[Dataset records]
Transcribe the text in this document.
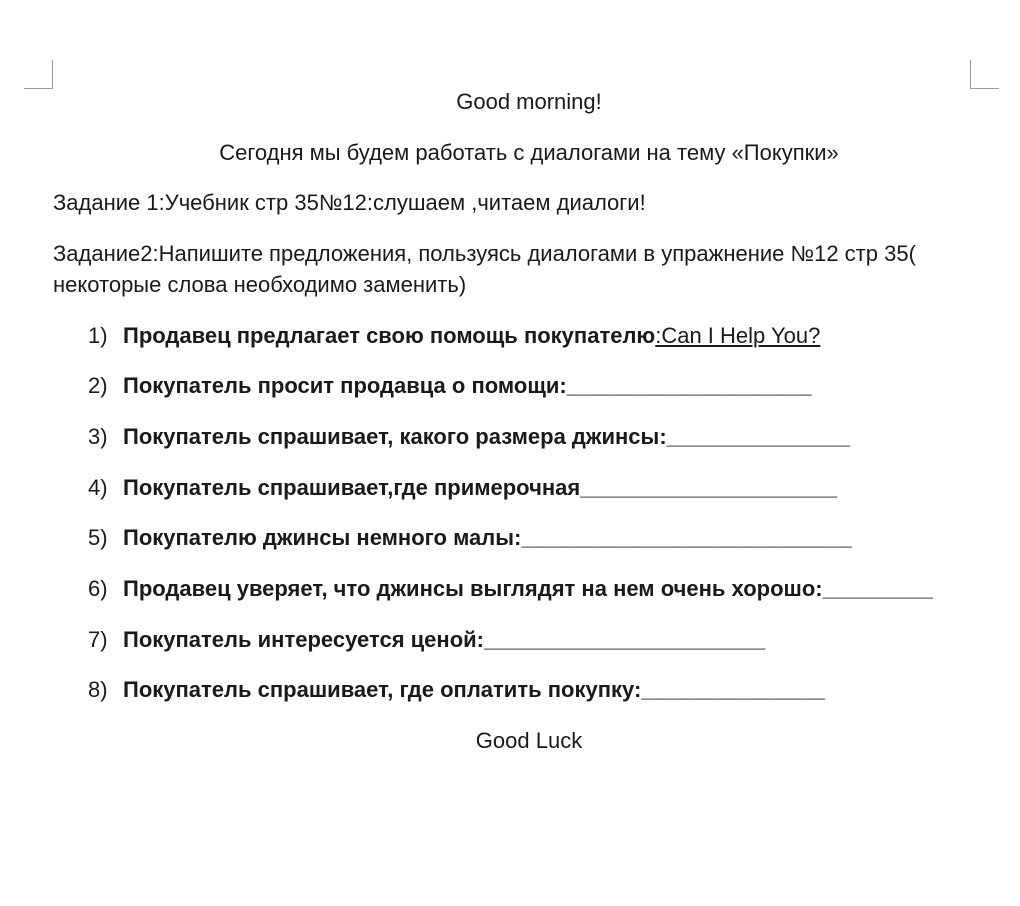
Good morning!
Сегодня мы будем работать с диалогами на тему «Покупки»
Задание 1:Учебник стр 35№12:слушаем ,читаем диалоги!
Задание2:Напишите предложения, пользуясь диалогами в упражнение №12 стр 35( некоторые слова необходимо заменить)
1) Продавец предлагает свою помощь покупателю:Can I Help You?
2) Покупатель просит продавца о помощи:____________________
3) Покупатель спрашивает, какого размера джинсы:_______________
4) Покупатель спрашивает,где примерочная_____________________
5) Покупателю джинсы немного малы:___________________________
6) Продавец уверяет, что джинсы выглядят на нем очень хорошо:_________
7) Покупатель интересуется ценой:_______________________
8) Покупатель спрашивает, где оплатить покупку:_______________
Good Luck
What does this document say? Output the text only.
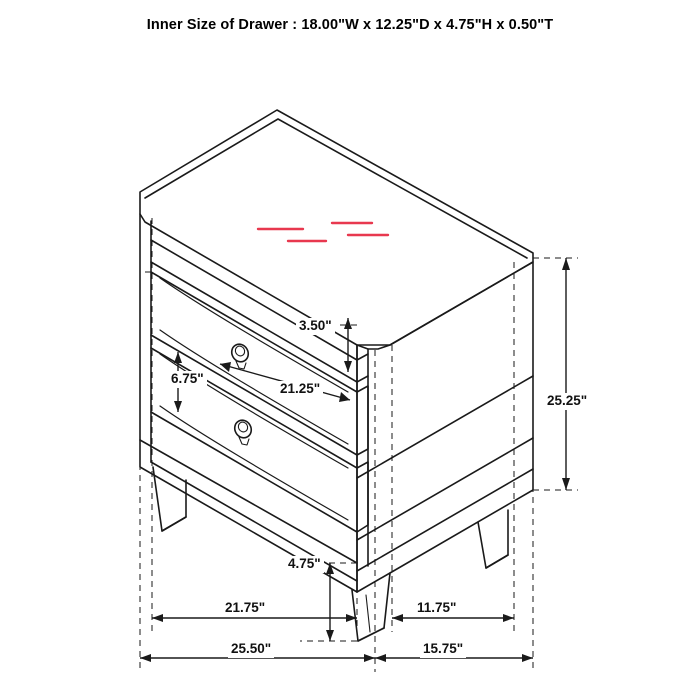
Inner Size of Drawer : 18.00"W x 12.25"D x 4.75"H x 0.50"T
3.50"
6.75"
21.25"
25.25"
4.75"
21.75"	11.75"
25.50"	15.75"
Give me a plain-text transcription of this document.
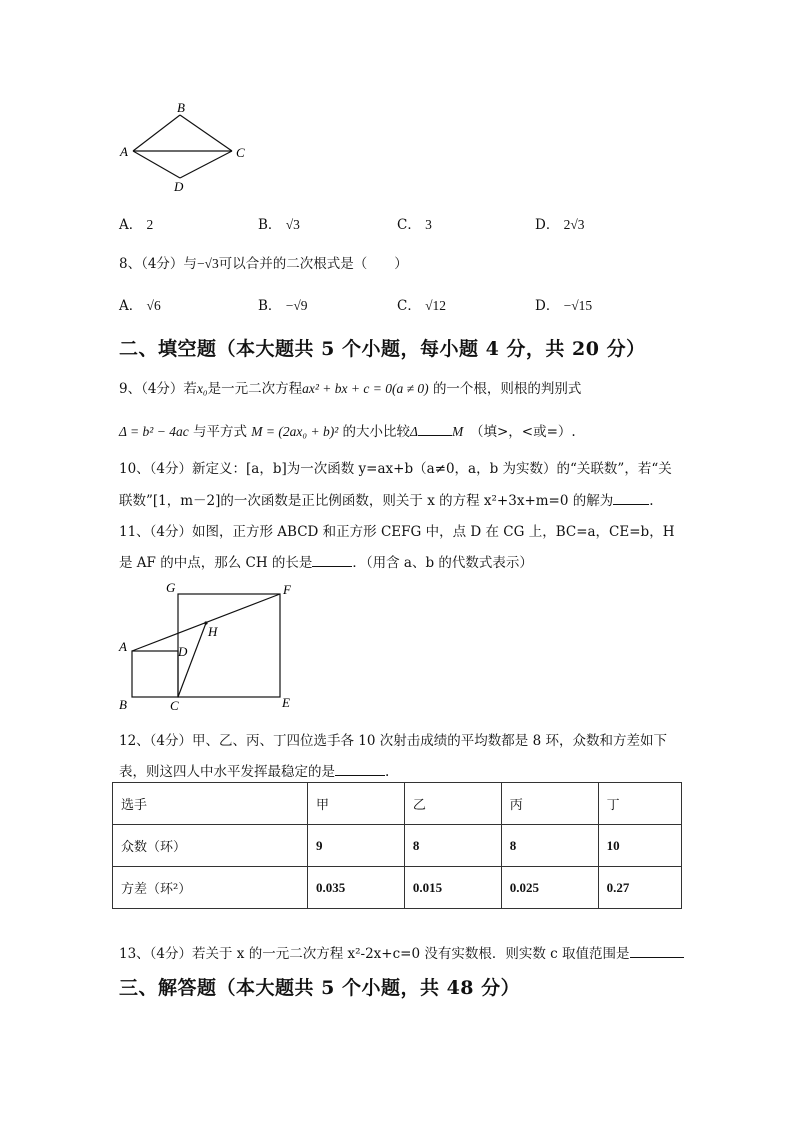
B
A	C
D
A． 2	B． √3	C． 3	D． 2√3
8、（4分）与−√3可以合并的二次根式是（　　）
A． √6	B． −√9	C． √12	D． −√15
二、填空题（本大题共 5 个小题，每小题 4 分，共 20 分）
9、（4分）若x₀是一元二次方程ax² + bx + c = 0(a ≠ 0) 的一个根，则根的判别式
Δ = b² − 4ac 与平方式 M = (2ax₀ + b)² 的大小比较Δ	M　 （填>，<或=）.
10、（4分）新定义：[a，b]为一次函数 y=ax+b（a≠0，a，b 为实数）的“关联数”，若“关
联数”[1，m－2]的一次函数是正比例函数，则关于 x 的方程 x²+3x+m=0 的解为	.
11、（4分）如图，正方形 ABCD 和正方形 CEFG 中，点 D 在 CG 上，BC=a，CE=b，H
是 AF 的中点，那么 CH 的长是	．（用含 a、b 的代数式表示）
G	F
H
A	D
B	C	E
12、（4分）甲、乙、丙、丁四位选手各 10 次射击成绩的平均数都是 8 环，众数和方差如下
表，则这四人中水平发挥最稳定的是	.
选手	甲	乙	丙	丁
众数（环）	9	8	8	10
方差（环²）	0.035	0.015	0.025	0.27
13、（4分）若关于 x 的一元二次方程 x²-2x+c=0 没有实数根．则实数 c 取值范围是
三、解答题（本大题共 5 个小题，共 48 分）
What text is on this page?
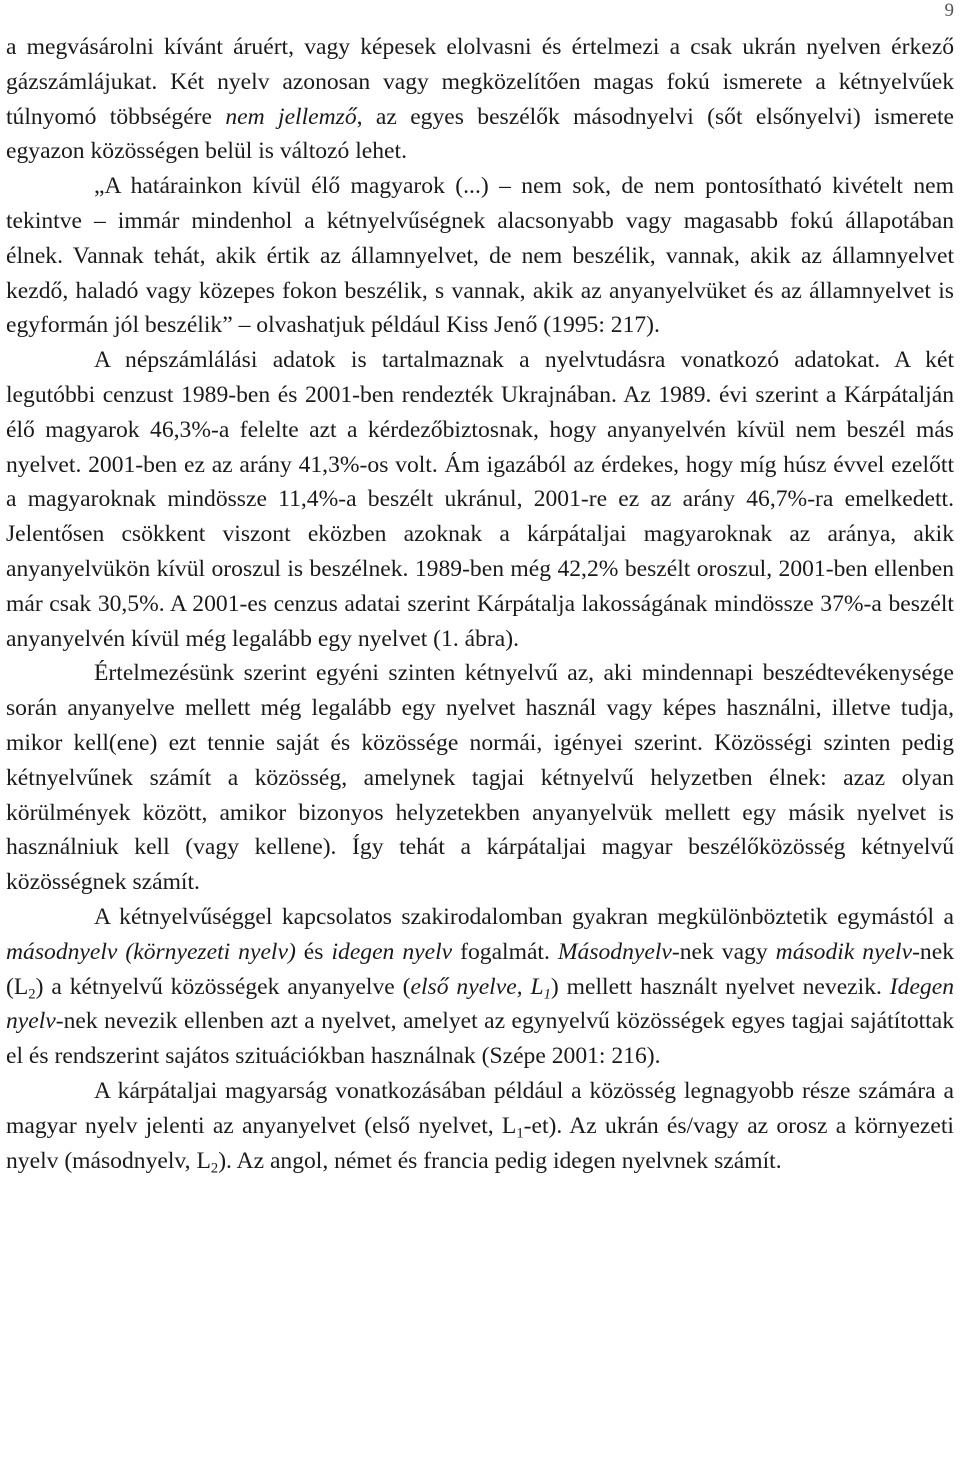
9

a megvásárolni kívánt áruért, vagy képesek elolvasni és értelmezi a csak ukrán nyelven érkező gázszámlájukat. Két nyelv azonosan vagy megközelítően magas fokú ismerete a kétnyelvűek túlnyomó többségére nem jellemző, az egyes beszélők másodnyelvi (sőt elsőnyelvi) ismerete egyazon közösségen belül is változó lehet.

„A határainkon kívül élő magyarok (...) – nem sok, de nem pontosítható kivételt nem tekintve – immár mindenhol a kétnyelvűségnek alacsonyabb vagy magasabb fokú állapotában élnek. Vannak tehát, akik értik az államnyelvet, de nem beszélik, vannak, akik az államnyelvet kezdő, haladó vagy közepes fokon beszélik, s vannak, akik az anyanyelvüket és az államnyelvet is egyformán jól beszélik” – olvashatjuk például Kiss Jenő (1995: 217).

A népszámlálási adatok is tartalmaznak a nyelvtudásra vonatkozó adatokat. A két legutóbbi cenzust 1989-ben és 2001-ben rendezték Ukrajnában. Az 1989. évi szerint a Kárpátalján élő magyarok 46,3%-a felelte azt a kérdezőbiztosnak, hogy anyanyelvén kívül nem beszél más nyelvet. 2001-ben ez az arány 41,3%-os volt. Ám igazából az érdekes, hogy míg húsz évvel ezelőtt a magyaroknak mindössze 11,4%-a beszélt ukránul, 2001-re ez az arány 46,7%-ra emelkedett. Jelentősen csökkent viszont eközben azoknak a kárpátaljai magyaroknak az aránya, akik anyanyelvükön kívül oroszul is beszélnek. 1989-ben még 42,2% beszélt oroszul, 2001-ben ellenben már csak 30,5%. A 2001-es cenzus adatai szerint Kárpátalja lakosságának mindössze 37%-a beszélt anyanyelvén kívül még legalább egy nyelvet (1. ábra).

Értelmezésünk szerint egyéni szinten kétnyelvű az, aki mindennapi beszédtevékenysége során anyanyelve mellett még legalább egy nyelvet használ vagy képes használni, illetve tudja, mikor kell(ene) ezt tennie saját és közössége normái, igényei szerint. Közösségi szinten pedig kétnyelvűnek számít a közösség, amelynek tagjai kétnyelvű helyzetben élnek: azaz olyan körülmények között, amikor bizonyos helyzetekben anyanyelvük mellett egy másik nyelvet is használniuk kell (vagy kellene). Így tehát a kárpátaljai magyar beszélőközösség kétnyelvű közösségnek számít.

A kétnyelvűséggel kapcsolatos szakirodalomban gyakran megkülönböztetik egymástól a másodnyelv (környezeti nyelv) és idegen nyelv fogalmát. Másodnyelv-nek vagy második nyelv-nek $(L_2)$ a kétnyelvű közösségek anyanyelve (első nyelve, $L_1$) mellett használt nyelvet nevezik. Idegen nyelv-nek nevezik ellenben azt a nyelvet, amelyet az egynyelvű közösségek egyes tagjai sajátítottak el és rendszerint sajátos szituációkban használnak (Szépe 2001: 216).

A kárpátaljai magyarság vonatkozásában például a közösség legnagyobb része számára a magyar nyelv jelenti az anyanyelvet (első nyelvet, $L_1-et$). Az ukrán és/vagy az orosz a környezeti nyelv (másodnyelv, $L_2$). Az angol, német és francia pedig idegen nyelvnek számít.
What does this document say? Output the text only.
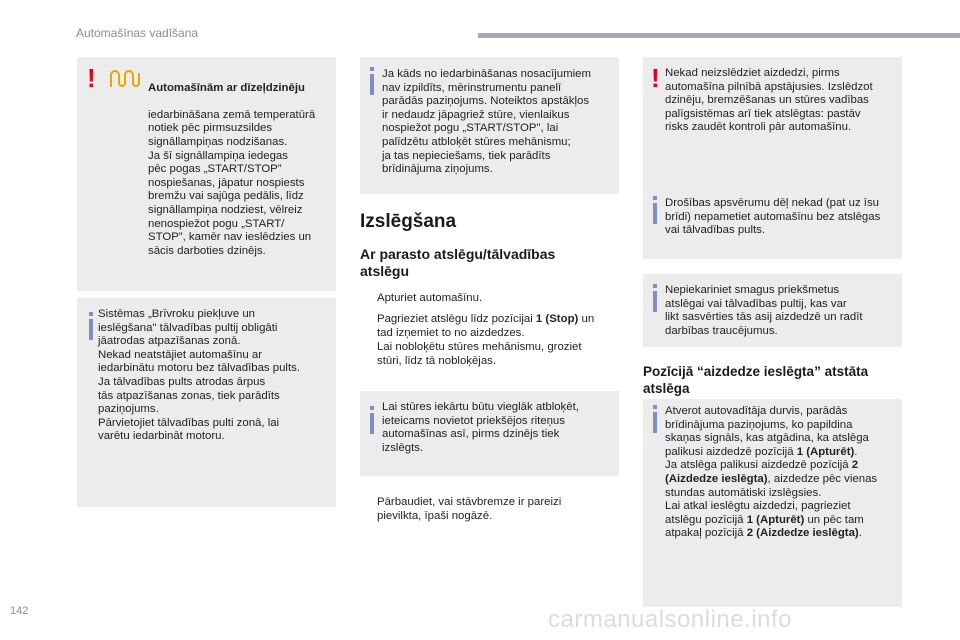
Automašīnas vadīšana
!	Automašīnām ar dīzeļdzinēju

iedarbināšana zemā temperatūrā
notiek pēc pirmsuzsildes
signāllampiņas nodzišanas.
Ja šī signāllampiņa iedegas
pēc pogas „START/STOP”
nospiešanas, jāpatur nospiests
bremžu vai sajūga pedālis, līdz
signāllampiņa nodziest, vēlreiz
nenospiežot pogu „START/
STOP”, kamēr nav ieslēdzies un
sācis darboties dzinējs.

Sistēmas „Brīvroku piekļuve un
ieslēgšana" tālvadības pultij obligāti
jāatrodas atpazīšanas zonā.
Nekad neatstājiet automašīnu ar
iedarbinātu motoru bez tālvadības pults.
Ja tālvadības pults atrodas ārpus
tās atpazīšanas zonas, tiek parādīts
paziņojums.
Pārvietojiet tālvadības pulti zonā, lai
varētu iedarbināt motoru.
Ja kāds no iedarbināšanas nosacījumiem
nav izpildīts, mērinstrumentu panelī
parādās paziņojums. Noteiktos apstākļos
ir nedaudz jāpagriež stūre, vienlaikus
nospiežot pogu „START/STOP", lai
palīdzētu atbloķēt stūres mehānismu;
ja tas nepieciešams, tiek parādīts
brīdinājuma ziņojums.
Izslēgšana
Ar parasto atslēgu/tālvadības
atslēgu
Apturiet automašīnu.
Pagrieziet atslēgu līdz pozīcijai 1 (Stop) un
tad izņemiet to no aizdedzes.
Lai nobloķētu stūres mehānismu, groziet
stūri, līdz tā nobloķējas.
Lai stūres iekārtu būtu vieglāk atbloķēt,
ieteicams novietot priekšējos riteņus
automašīnas asī, pirms dzinējs tiek
izslēgts.
Pārbaudiet, vai stāvbremze ir pareizi
pievilkta, īpaši nogāzē.
! Nekad neizslēdziet aizdedzi, pirms
automašīna pilnībā apstājusies. Izslēdzot
dzinēju, bremzēšanas un stūres vadības
palīgsistēmas arī tiek atslēgtas: pastāv
risks zaudēt kontroli pār automašīnu.
Drošības apsvērumu dēļ nekad (pat uz īsu
brīdi) nepametiet automašīnu bez atslēgas
vai tālvadības pults.
Nepiekariniet smagus priekšmetus
atslēgai vai tālvadības pultij, kas var
likt sasvērties tās asij aizdedzē un radīt
darbības traucējumus.
Pozīcijā “aizdedze ieslēgta” atstāta
atslēga
Atverot autovadītāja durvis, parādās
brīdinājuma paziņojums, ko papildina
skaņas signāls, kas atgādina, ka atslēga
palikusi aizdedzē pozīcijā 1 (Apturēt).
Ja atslēga palikusi aizdedzē pozīcijā 2
(Aizdedze ieslēgta), aizdedze pēc vienas
stundas automātiski izslēgsies.
Lai atkal ieslēgtu aizdedzi, pagrieziet
atslēgu pozīcijā 1 (Apturēt) un pēc tam
atpakaļ pozīcijā 2 (Aizdedze ieslēgta).
142	carmanualsonline.info
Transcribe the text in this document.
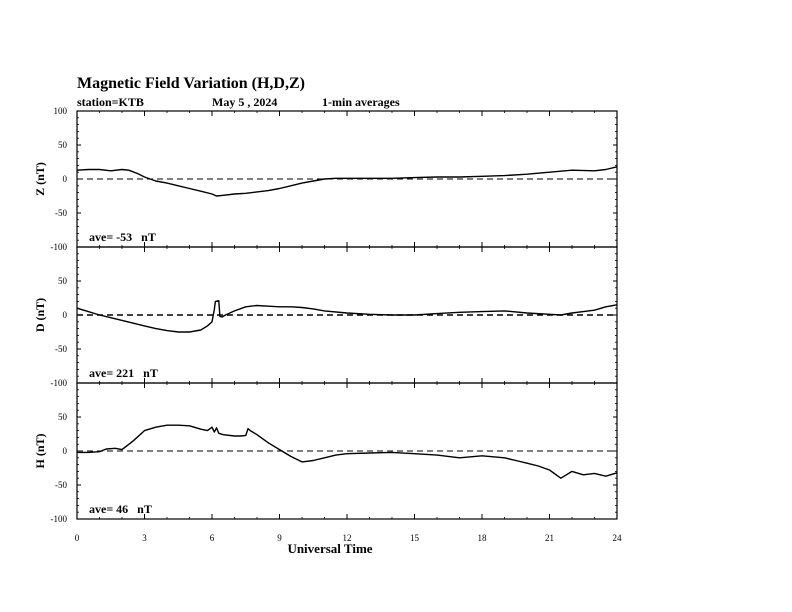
Magnetic Field Variation (H,D,Z)
station=KTB	May 5 , 2024	1-min averages
-100
-50
0
50
100
Z (nT)
ave= -53   nT
-100
-50
0
50
D (nT)
ave= 221   nT
-100
-50
0
50
H (nT)
ave= 46   nT
0	3	6	9	12	15	18	21	24
Universal Time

__Directions for this task__.
From the records given above, copy all lines containing "kívül".

__Task output__.
„A határainkon kívül élő magyarok (...) – nem sok, de nem pontosítható kivételt nem tekintve – immár mindenhol a kétnyelvűségnek alacsonyabb vagy magasabb fokú állapotában élnek. Vannak tehát, akik értik az államnyelvet, de nem beszélik, vannak, akik az államnyelvet kezdő, haladó vagy közepes fokon beszélik, s vannak, akik az anyanyelvüket és az államnyelvet is egyformán jól beszélik” – olvashatjuk például Kiss Jenő (1995: 217).
A népszámlálási adatok is tartalmaznak a nyelvtudásra vonatkozó adatokat. A két legutóbbi cenzust 1989-ben és 2001-ben rendezték Ukrajnában. Az 1989. évi szerint a Kárpátalján élő magyarok 46,3%-a felelte azt a kérdezőbiztosnak, hogy anyanyelvén kívül nem beszél más nyelvet. 2001-ben ez az arány 41,3%-os volt. Ám igazából az érdekes, hogy míg húsz évvel ezelőtt a magyaroknak mindössze 11,4%-a beszélt ukránul, 2001-re ez az arány 46,7%-ra emelkedett. Jelentősen csökkent viszont eközben azoknak a kárpátaljai magyaroknak az aránya, akik anyanyelvükön kívül oroszul is beszélnek. 1989-ben még 42,2% beszélt oroszul, 2001-ben ellenben már csak 30,5%. A 2001-es cenzus adatai szerint Kárpátalja lakosságának mindössze 37%-a beszélt anyanyelvén kívül még legalább egy nyelvet (1. ábra).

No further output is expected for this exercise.